### Records for processing:
****************
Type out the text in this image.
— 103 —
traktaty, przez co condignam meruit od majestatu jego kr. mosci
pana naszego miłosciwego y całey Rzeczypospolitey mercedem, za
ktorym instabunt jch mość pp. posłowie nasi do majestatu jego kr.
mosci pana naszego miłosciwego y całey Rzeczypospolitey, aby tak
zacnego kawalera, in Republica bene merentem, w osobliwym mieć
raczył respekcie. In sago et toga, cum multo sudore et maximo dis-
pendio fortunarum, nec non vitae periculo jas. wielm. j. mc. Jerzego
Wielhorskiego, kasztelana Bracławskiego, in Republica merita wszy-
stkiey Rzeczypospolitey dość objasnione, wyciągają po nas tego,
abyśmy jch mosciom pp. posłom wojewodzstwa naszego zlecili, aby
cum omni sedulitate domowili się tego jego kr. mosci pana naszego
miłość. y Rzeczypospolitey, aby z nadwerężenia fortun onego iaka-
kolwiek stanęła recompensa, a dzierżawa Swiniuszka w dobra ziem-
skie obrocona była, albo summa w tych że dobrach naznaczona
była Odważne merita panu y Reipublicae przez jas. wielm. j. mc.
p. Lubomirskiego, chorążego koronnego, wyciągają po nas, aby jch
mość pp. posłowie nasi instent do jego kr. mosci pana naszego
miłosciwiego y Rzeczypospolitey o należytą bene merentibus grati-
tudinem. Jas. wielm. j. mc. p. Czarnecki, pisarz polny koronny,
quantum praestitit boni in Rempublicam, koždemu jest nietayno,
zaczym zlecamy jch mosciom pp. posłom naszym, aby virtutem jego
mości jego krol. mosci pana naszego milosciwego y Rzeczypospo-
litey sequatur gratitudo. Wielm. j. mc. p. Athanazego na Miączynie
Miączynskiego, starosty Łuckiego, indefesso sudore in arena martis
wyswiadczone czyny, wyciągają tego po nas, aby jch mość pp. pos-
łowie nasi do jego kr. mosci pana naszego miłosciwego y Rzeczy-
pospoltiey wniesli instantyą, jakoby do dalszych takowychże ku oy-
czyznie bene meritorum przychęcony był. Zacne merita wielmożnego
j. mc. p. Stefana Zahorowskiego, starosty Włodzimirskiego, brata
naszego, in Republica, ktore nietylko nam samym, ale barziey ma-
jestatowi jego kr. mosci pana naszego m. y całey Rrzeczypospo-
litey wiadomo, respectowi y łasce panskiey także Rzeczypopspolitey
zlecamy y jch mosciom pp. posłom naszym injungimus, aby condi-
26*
****************
### Task directions:
Look over the material above and show each line where "posłom" appears.

### Result for this task:
abyśmy jch mosciom pp. posłom wojewodzstwa naszego zlecili, aby
zaczym zlecamy jch mosciom pp. posłom naszym, aby virtutem jego
zlecamy y jch mosciom pp. posłom naszym injungimus, aby condi-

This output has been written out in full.